[Record set Boundary: Start]

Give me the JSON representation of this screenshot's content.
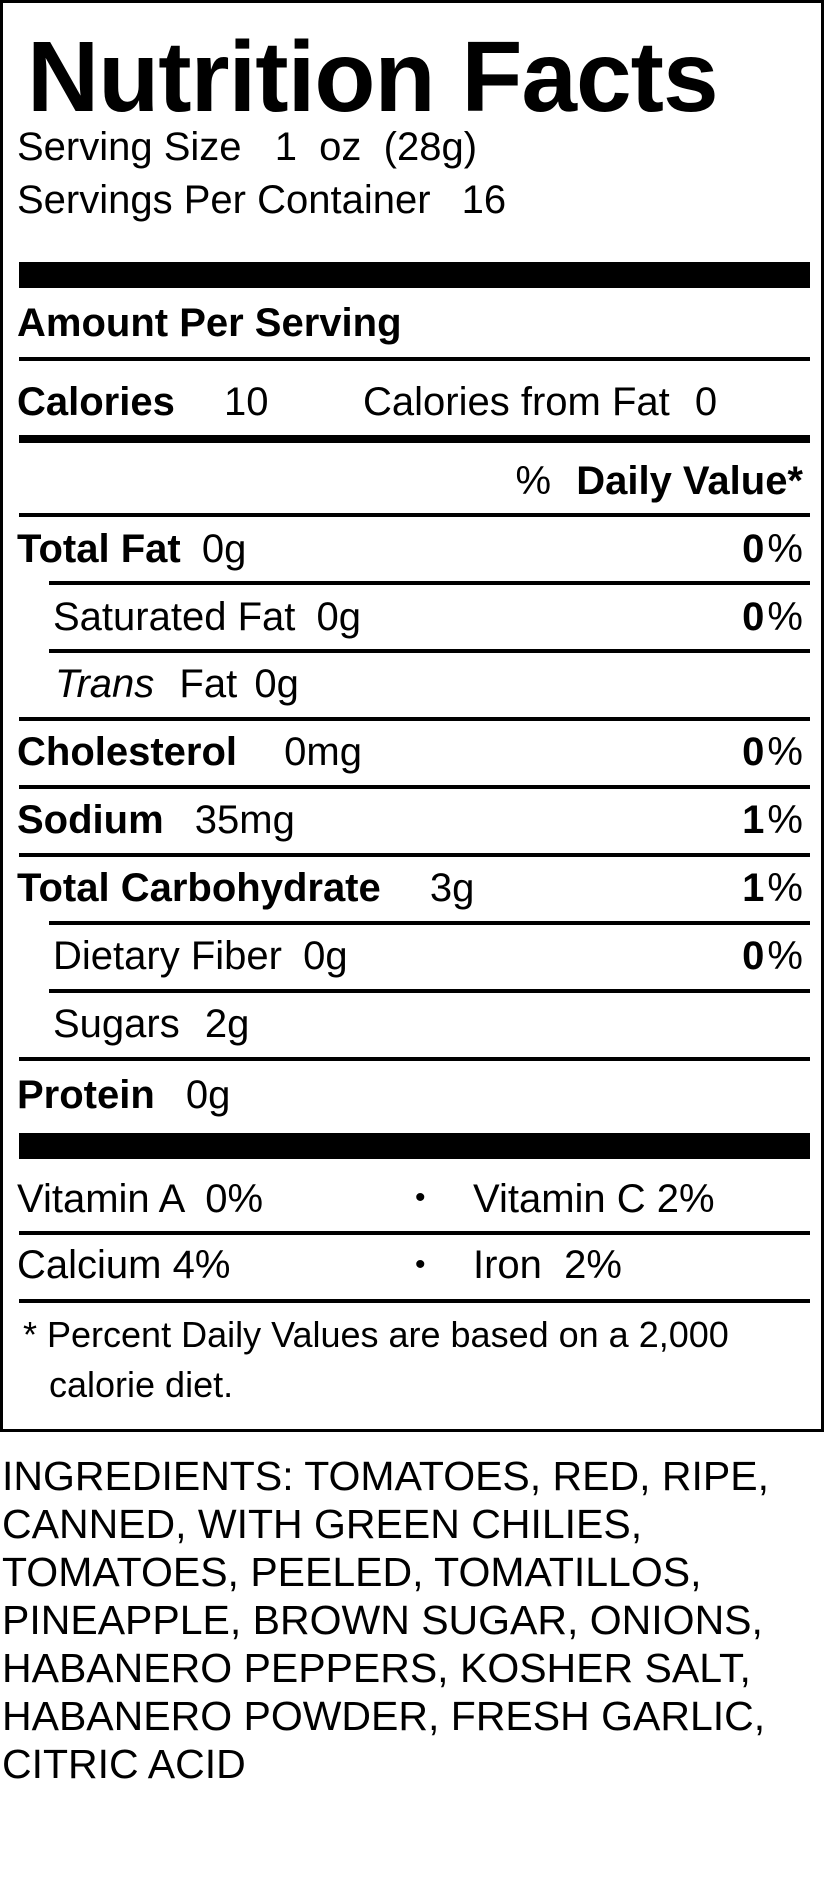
{
  "label": {
    "title": "Nutrition Facts",
    "serving_size_label": "Serving Size",
    "serving_size_value": "1  oz  (28g)",
    "servings_label": "Servings Per Container",
    "servings_value": "16",
    "amount_per_serving": "Amount Per Serving",
    "calories_label": "Calories",
    "calories_value": "10",
    "calories_fat_label": "Calories from Fat",
    "calories_fat_value": "0",
    "dv_prefix": "%",
    "dv_header": "Daily Value*",
    "nutrients": {
      "total_fat": {
        "label": "Total Fat",
        "amount": "0g",
        "pct": "0",
        "pct_sign": "%"
      },
      "saturated_fat": {
        "label": "Saturated Fat",
        "amount": "0g",
        "pct": "0",
        "pct_sign": "%"
      },
      "trans_fat": {
        "label": "Trans",
        "label2": "Fat",
        "amount": "0g"
      },
      "cholesterol": {
        "label": "Cholesterol",
        "amount": "0mg",
        "pct": "0",
        "pct_sign": "%"
      },
      "sodium": {
        "label": "Sodium",
        "amount": "35mg",
        "pct": "1",
        "pct_sign": "%"
      },
      "total_carb": {
        "label": "Total Carbohydrate",
        "amount": "3g",
        "pct": "1",
        "pct_sign": "%"
      },
      "dietary_fiber": {
        "label": "Dietary Fiber",
        "amount": "0g",
        "pct": "0",
        "pct_sign": "%"
      },
      "sugars": {
        "label": "Sugars",
        "amount": "2g"
      },
      "protein": {
        "label": "Protein",
        "amount": "0g"
      }
    },
    "vitamins": {
      "vitamin_a": "Vitamin A  0%",
      "vitamin_c": "Vitamin C 2%",
      "calcium": "Calcium 4%",
      "iron": "Iron  2%",
      "bullet": "•"
    },
    "footnote_line1": "* Percent Daily Values are based on a 2,000",
    "footnote_line2": "calorie diet."
  },
  "ingredients": "INGREDIENTS: TOMATOES, RED, RIPE,\nCANNED, WITH GREEN CHILIES,\nTOMATOES, PEELED, TOMATILLOS,\nPINEAPPLE, BROWN SUGAR, ONIONS,\nHABANERO PEPPERS, KOSHER SALT,\nHABANERO POWDER, FRESH GARLIC,\nCITRIC ACID"
}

[Record set Boundary: End]

## Your objective
Where the data contains images, drop them and print the rest exactly.

## Solved exercise
Give me the JSON representation of this screenshot's content.
{
  "label": {
    "title": "Nutrition Facts",
    "serving_size_label": "Serving Size",
    "serving_size_value": "1  oz  (28g)",
    "servings_label": "Servings Per Container",
    "servings_value": "16",
    "amount_per_serving": "Amount Per Serving",
    "calories_label": "Calories",
    "calories_value": "10",
    "calories_fat_label": "Calories from Fat",
    "calories_fat_value": "0",
    "dv_prefix": "%",
    "dv_header": "Daily Value*",
    "nutrients": {
      "total_fat": {
        "label": "Total Fat",
        "amount": "0g",
        "pct": "0",
        "pct_sign": "%"
      },
      "saturated_fat": {
        "label": "Saturated Fat",
        "amount": "0g",
        "pct": "0",
        "pct_sign": "%"
      },
      "trans_fat": {
        "label": "Trans",
        "label2": "Fat",
        "amount": "0g"
      },
      "cholesterol": {
        "label": "Cholesterol",
        "amount": "0mg",
        "pct": "0",
        "pct_sign": "%"
      },
      "sodium": {
        "label": "Sodium",
        "amount": "35mg",
        "pct": "1",
        "pct_sign": "%"
      },
      "total_carb": {
        "label": "Total Carbohydrate",
        "amount": "3g",
        "pct": "1",
        "pct_sign": "%"
      },
      "dietary_fiber": {
        "label": "Dietary Fiber",
        "amount": "0g",
        "pct": "0",
        "pct_sign": "%"
      },
      "sugars": {
        "label": "Sugars",
        "amount": "2g"
      },
      "protein": {
        "label": "Protein",
        "amount": "0g"
      }
    },
    "vitamins": {
      "vitamin_a": "Vitamin A  0%",
      "vitamin_c": "Vitamin C 2%",
      "calcium": "Calcium 4%",
      "iron": "Iron  2%",
      "bullet": "•"
    },
    "footnote_line1": "* Percent Daily Values are based on a 2,000",
    "footnote_line2": "calorie diet."
  },
  "ingredients": "INGREDIENTS: TOMATOES, RED, RIPE,\nCANNED, WITH GREEN CHILIES,\nTOMATOES, PEELED, TOMATILLOS,\nPINEAPPLE, BROWN SUGAR, ONIONS,\nHABANERO PEPPERS, KOSHER SALT,\nHABANERO POWDER, FRESH GARLIC,\nCITRIC ACID"
}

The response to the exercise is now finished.